* BEGIN *
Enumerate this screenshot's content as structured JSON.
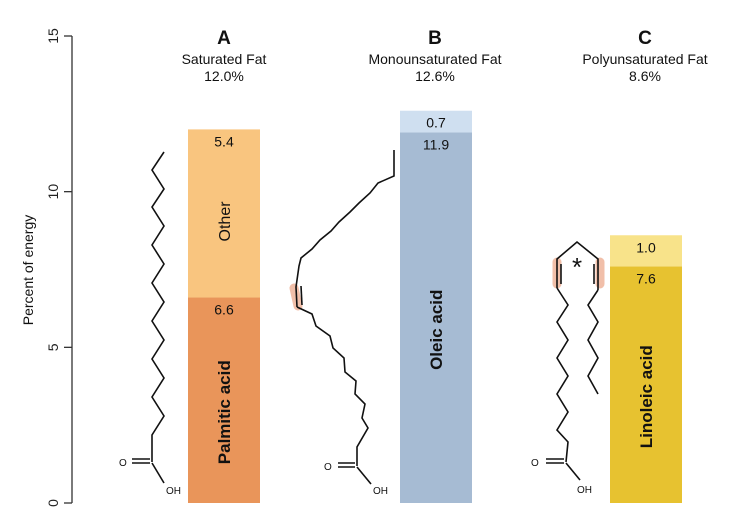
{
  "chart_data": {
    "type": "bar",
    "ylabel": "Percent of energy",
    "ylim": [
      0,
      15
    ],
    "yticks": [
      0,
      5,
      10,
      15
    ],
    "grid": false,
    "bars": [
      {
        "letter": "A",
        "subtitle": "Saturated Fat",
        "total_label": "12.0%",
        "total": 12.0,
        "structure": "palmitic",
        "segments": [
          {
            "name": "Palmitic acid",
            "value": 6.6,
            "value_label": "6.6",
            "color": "#e9955a",
            "name_style": "bold"
          },
          {
            "name": "Other",
            "value": 5.4,
            "value_label": "5.4",
            "color": "#f9c57f",
            "name_style": "normal"
          }
        ]
      },
      {
        "letter": "B",
        "subtitle": "Monounsaturated Fat",
        "total_label": "12.6%",
        "total": 12.6,
        "structure": "oleic",
        "segments": [
          {
            "name": "Oleic acid",
            "value": 11.9,
            "value_label": "11.9",
            "color": "#a6bbd3",
            "name_style": "bold"
          },
          {
            "name": "",
            "value": 0.7,
            "value_label": "0.7",
            "color": "#cfdff0",
            "name_style": "normal"
          }
        ]
      },
      {
        "letter": "C",
        "subtitle": "Polyunsaturated Fat",
        "total_label": "8.6%",
        "total": 8.6,
        "structure": "linoleic",
        "segments": [
          {
            "name": "Linoleic acid",
            "value": 7.6,
            "value_label": "7.6",
            "color": "#e7c230",
            "name_style": "bold"
          },
          {
            "name": "",
            "value": 1.0,
            "value_label": "1.0",
            "color": "#f8e38a",
            "name_style": "normal"
          }
        ]
      }
    ]
  },
  "molecule_labels": {
    "carbonyl_o": "O",
    "hydroxyl": "OH",
    "marker": "*"
  }
}
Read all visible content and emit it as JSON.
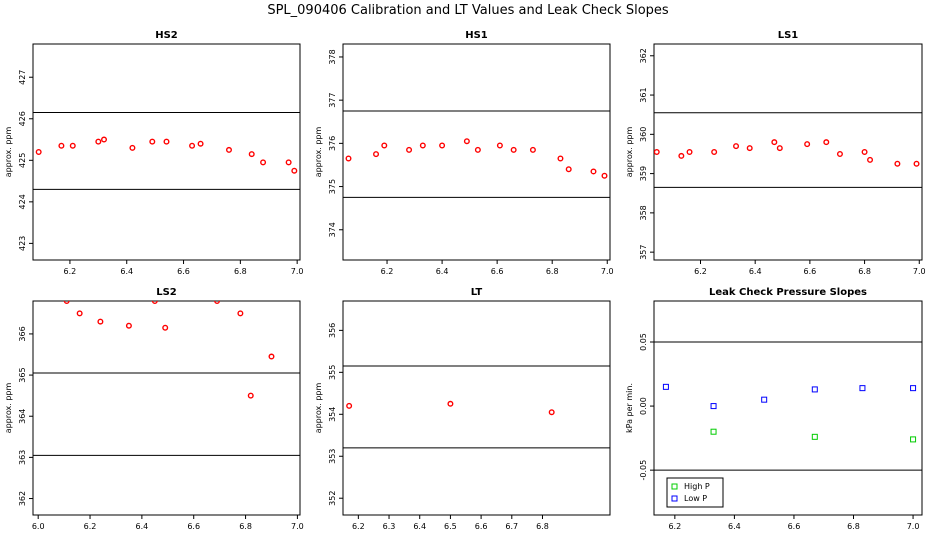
* END *
### TASK DESCRIPTION
Without the pictures, transcribe the listing above exactly.

### SOLUTION FOR THIS PROBLEM
Enumerate this screenshot's content as structured JSON.
{
  "chart_data": {
    "type": "bar",
    "ylabel": "Percent of energy",
    "ylim": [
      0,
      15
    ],
    "yticks": [
      0,
      5,
      10,
      15
    ],
    "grid": false,
    "bars": [
      {
        "letter": "A",
        "subtitle": "Saturated Fat",
        "total_label": "12.0%",
        "total": 12.0,
        "structure": "palmitic",
        "segments": [
          {
            "name": "Palmitic acid",
            "value": 6.6,
            "value_label": "6.6",
            "color": "#e9955a",
            "name_style": "bold"
          },
          {
            "name": "Other",
            "value": 5.4,
            "value_label": "5.4",
            "color": "#f9c57f",
            "name_style": "normal"
          }
        ]
      },
      {
        "letter": "B",
        "subtitle": "Monounsaturated Fat",
        "total_label": "12.6%",
        "total": 12.6,
        "structure": "oleic",
        "segments": [
          {
            "name": "Oleic acid",
            "value": 11.9,
            "value_label": "11.9",
            "color": "#a6bbd3",
            "name_style": "bold"
          },
          {
            "name": "",
            "value": 0.7,
            "value_label": "0.7",
            "color": "#cfdff0",
            "name_style": "normal"
          }
        ]
      },
      {
        "letter": "C",
        "subtitle": "Polyunsaturated Fat",
        "total_label": "8.6%",
        "total": 8.6,
        "structure": "linoleic",
        "segments": [
          {
            "name": "Linoleic acid",
            "value": 7.6,
            "value_label": "7.6",
            "color": "#e7c230",
            "name_style": "bold"
          },
          {
            "name": "",
            "value": 1.0,
            "value_label": "1.0",
            "color": "#f8e38a",
            "name_style": "normal"
          }
        ]
      }
    ]
  },
  "molecule_labels": {
    "carbonyl_o": "O",
    "hydroxyl": "OH",
    "marker": "*"
  }
}
Read all visible content and emit it as JSON.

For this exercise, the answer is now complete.